- _What is expected_:
Copy all of the records below verbatim.

___

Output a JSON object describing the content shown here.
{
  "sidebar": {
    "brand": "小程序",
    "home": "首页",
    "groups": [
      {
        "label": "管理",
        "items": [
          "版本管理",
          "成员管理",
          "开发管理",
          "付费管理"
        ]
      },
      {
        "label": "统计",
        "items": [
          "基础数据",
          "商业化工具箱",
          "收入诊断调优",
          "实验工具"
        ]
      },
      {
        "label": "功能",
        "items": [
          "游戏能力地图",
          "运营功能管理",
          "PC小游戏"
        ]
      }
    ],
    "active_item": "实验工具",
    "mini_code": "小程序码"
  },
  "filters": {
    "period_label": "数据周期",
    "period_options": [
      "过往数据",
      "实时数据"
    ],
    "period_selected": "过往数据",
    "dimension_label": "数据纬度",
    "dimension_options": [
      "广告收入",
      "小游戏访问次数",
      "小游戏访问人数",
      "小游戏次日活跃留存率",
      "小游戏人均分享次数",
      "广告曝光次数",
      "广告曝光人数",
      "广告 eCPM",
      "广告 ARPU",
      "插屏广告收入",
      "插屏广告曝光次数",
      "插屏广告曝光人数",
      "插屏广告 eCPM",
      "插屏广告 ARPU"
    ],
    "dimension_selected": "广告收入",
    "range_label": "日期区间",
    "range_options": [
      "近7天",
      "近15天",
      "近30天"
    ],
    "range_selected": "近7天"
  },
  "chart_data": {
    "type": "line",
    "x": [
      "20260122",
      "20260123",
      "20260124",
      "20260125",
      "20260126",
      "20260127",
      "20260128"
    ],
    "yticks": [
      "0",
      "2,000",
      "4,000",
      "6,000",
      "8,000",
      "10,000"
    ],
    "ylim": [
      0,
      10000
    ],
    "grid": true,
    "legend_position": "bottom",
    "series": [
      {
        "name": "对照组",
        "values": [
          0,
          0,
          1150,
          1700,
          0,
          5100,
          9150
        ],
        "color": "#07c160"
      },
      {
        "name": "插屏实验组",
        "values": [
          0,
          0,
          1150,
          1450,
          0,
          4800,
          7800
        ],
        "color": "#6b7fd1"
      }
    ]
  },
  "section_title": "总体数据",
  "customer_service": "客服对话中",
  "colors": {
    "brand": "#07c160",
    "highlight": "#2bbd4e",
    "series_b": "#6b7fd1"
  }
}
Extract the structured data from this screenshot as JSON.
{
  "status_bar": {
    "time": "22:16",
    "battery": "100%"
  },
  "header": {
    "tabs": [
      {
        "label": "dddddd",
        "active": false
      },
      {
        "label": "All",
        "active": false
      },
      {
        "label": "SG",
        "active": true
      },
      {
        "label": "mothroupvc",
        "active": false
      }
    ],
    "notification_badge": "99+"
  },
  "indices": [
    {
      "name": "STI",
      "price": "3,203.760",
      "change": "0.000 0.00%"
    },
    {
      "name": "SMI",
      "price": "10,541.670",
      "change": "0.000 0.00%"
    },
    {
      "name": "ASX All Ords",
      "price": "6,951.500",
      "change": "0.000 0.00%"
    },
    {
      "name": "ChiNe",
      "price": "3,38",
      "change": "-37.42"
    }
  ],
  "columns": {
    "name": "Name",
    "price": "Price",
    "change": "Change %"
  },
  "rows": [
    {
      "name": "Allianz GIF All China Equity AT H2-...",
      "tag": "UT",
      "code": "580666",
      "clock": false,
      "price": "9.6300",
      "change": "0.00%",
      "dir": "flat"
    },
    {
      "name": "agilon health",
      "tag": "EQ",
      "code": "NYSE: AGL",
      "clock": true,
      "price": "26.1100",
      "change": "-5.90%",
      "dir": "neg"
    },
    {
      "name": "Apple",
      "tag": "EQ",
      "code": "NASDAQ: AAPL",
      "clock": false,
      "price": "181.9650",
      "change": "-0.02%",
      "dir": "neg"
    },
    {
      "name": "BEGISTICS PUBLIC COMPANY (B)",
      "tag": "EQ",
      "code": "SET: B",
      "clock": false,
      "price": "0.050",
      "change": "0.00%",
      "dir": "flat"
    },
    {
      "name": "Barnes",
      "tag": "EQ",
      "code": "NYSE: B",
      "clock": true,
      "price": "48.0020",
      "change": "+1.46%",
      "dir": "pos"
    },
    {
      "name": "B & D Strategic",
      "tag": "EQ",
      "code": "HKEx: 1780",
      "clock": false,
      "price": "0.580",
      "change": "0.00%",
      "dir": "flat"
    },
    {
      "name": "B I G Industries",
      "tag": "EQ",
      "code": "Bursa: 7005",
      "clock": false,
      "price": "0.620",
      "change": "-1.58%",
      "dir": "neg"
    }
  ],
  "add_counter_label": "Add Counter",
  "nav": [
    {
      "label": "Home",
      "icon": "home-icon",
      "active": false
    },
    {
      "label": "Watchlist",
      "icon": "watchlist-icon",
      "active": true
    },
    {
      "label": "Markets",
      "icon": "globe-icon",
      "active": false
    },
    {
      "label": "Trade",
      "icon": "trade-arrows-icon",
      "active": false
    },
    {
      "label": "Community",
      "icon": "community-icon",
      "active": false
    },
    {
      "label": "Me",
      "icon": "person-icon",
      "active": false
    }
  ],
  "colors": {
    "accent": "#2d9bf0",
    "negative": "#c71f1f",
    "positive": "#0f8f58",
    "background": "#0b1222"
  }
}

___

- _Answer to this task_:
Output a JSON object describing the content shown here.
{
  "sidebar": {
    "brand": "小程序",
    "home": "首页",
    "groups": [
      {
        "label": "管理",
        "items": [
          "版本管理",
          "成员管理",
          "开发管理",
          "付费管理"
        ]
      },
      {
        "label": "统计",
        "items": [
          "基础数据",
          "商业化工具箱",
          "收入诊断调优",
          "实验工具"
        ]
      },
      {
        "label": "功能",
        "items": [
          "游戏能力地图",
          "运营功能管理",
          "PC小游戏"
        ]
      }
    ],
    "active_item": "实验工具",
    "mini_code": "小程序码"
  },
  "filters": {
    "period_label": "数据周期",
    "period_options": [
      "过往数据",
      "实时数据"
    ],
    "period_selected": "过往数据",
    "dimension_label": "数据纬度",
    "dimension_options": [
      "广告收入",
      "小游戏访问次数",
      "小游戏访问人数",
      "小游戏次日活跃留存率",
      "小游戏人均分享次数",
      "广告曝光次数",
      "广告曝光人数",
      "广告 eCPM",
      "广告 ARPU",
      "插屏广告收入",
      "插屏广告曝光次数",
      "插屏广告曝光人数",
      "插屏广告 eCPM",
      "插屏广告 ARPU"
    ],
    "dimension_selected": "广告收入",
    "range_label": "日期区间",
    "range_options": [
      "近7天",
      "近15天",
      "近30天"
    ],
    "range_selected": "近7天"
  },
  "chart_data": {
    "type": "line",
    "x": [
      "20260122",
      "20260123",
      "20260124",
      "20260125",
      "20260126",
      "20260127",
      "20260128"
    ],
    "yticks": [
      "0",
      "2,000",
      "4,000",
      "6,000",
      "8,000",
      "10,000"
    ],
    "ylim": [
      0,
      10000
    ],
    "grid": true,
    "legend_position": "bottom",
    "series": [
      {
        "name": "对照组",
        "values": [
          0,
          0,
          1150,
          1700,
          0,
          5100,
          9150
        ],
        "color": "#07c160"
      },
      {
        "name": "插屏实验组",
        "values": [
          0,
          0,
          1150,
          1450,
          0,
          4800,
          7800
        ],
        "color": "#6b7fd1"
      }
    ]
  },
  "section_title": "总体数据",
  "customer_service": "客服对话中",
  "colors": {
    "brand": "#07c160",
    "highlight": "#2bbd4e",
    "series_b": "#6b7fd1"
  }
}
Extract the structured data from this screenshot as JSON.
{
  "status_bar": {
    "time": "22:16",
    "battery": "100%"
  },
  "header": {
    "tabs": [
      {
        "label": "dddddd",
        "active": false
      },
      {
        "label": "All",
        "active": false
      },
      {
        "label": "SG",
        "active": true
      },
      {
        "label": "mothroupvc",
        "active": false
      }
    ],
    "notification_badge": "99+"
  },
  "indices": [
    {
      "name": "STI",
      "price": "3,203.760",
      "change": "0.000 0.00%"
    },
    {
      "name": "SMI",
      "price": "10,541.670",
      "change": "0.000 0.00%"
    },
    {
      "name": "ASX All Ords",
      "price": "6,951.500",
      "change": "0.000 0.00%"
    },
    {
      "name": "ChiNe",
      "price": "3,38",
      "change": "-37.42"
    }
  ],
  "columns": {
    "name": "Name",
    "price": "Price",
    "change": "Change %"
  },
  "rows": [
    {
      "name": "Allianz GIF All China Equity AT H2-...",
      "tag": "UT",
      "code": "580666",
      "clock": false,
      "price": "9.6300",
      "change": "0.00%",
      "dir": "flat"
    },
    {
      "name": "agilon health",
      "tag": "EQ",
      "code": "NYSE: AGL",
      "clock": true,
      "price": "26.1100",
      "change": "-5.90%",
      "dir": "neg"
    },
    {
      "name": "Apple",
      "tag": "EQ",
      "code": "NASDAQ: AAPL",
      "clock": false,
      "price": "181.9650",
      "change": "-0.02%",
      "dir": "neg"
    },
    {
      "name": "BEGISTICS PUBLIC COMPANY (B)",
      "tag": "EQ",
      "code": "SET: B",
      "clock": false,
      "price": "0.050",
      "change": "0.00%",
      "dir": "flat"
    },
    {
      "name": "Barnes",
      "tag": "EQ",
      "code": "NYSE: B",
      "clock": true,
      "price": "48.0020",
      "change": "+1.46%",
      "dir": "pos"
    },
    {
      "name": "B & D Strategic",
      "tag": "EQ",
      "code": "HKEx: 1780",
      "clock": false,
      "price": "0.580",
      "change": "0.00%",
      "dir": "flat"
    },
    {
      "name": "B I G Industries",
      "tag": "EQ",
      "code": "Bursa: 7005",
      "clock": false,
      "price": "0.620",
      "change": "-1.58%",
      "dir": "neg"
    }
  ],
  "add_counter_label": "Add Counter",
  "nav": [
    {
      "label": "Home",
      "icon": "home-icon",
      "active": false
    },
    {
      "label": "Watchlist",
      "icon": "watchlist-icon",
      "active": true
    },
    {
      "label": "Markets",
      "icon": "globe-icon",
      "active": false
    },
    {
      "label": "Trade",
      "icon": "trade-arrows-icon",
      "active": false
    },
    {
      "label": "Community",
      "icon": "community-icon",
      "active": false
    },
    {
      "label": "Me",
      "icon": "person-icon",
      "active": false
    }
  ],
  "colors": {
    "accent": "#2d9bf0",
    "negative": "#c71f1f",
    "positive": "#0f8f58",
    "background": "#0b1222"
  }
}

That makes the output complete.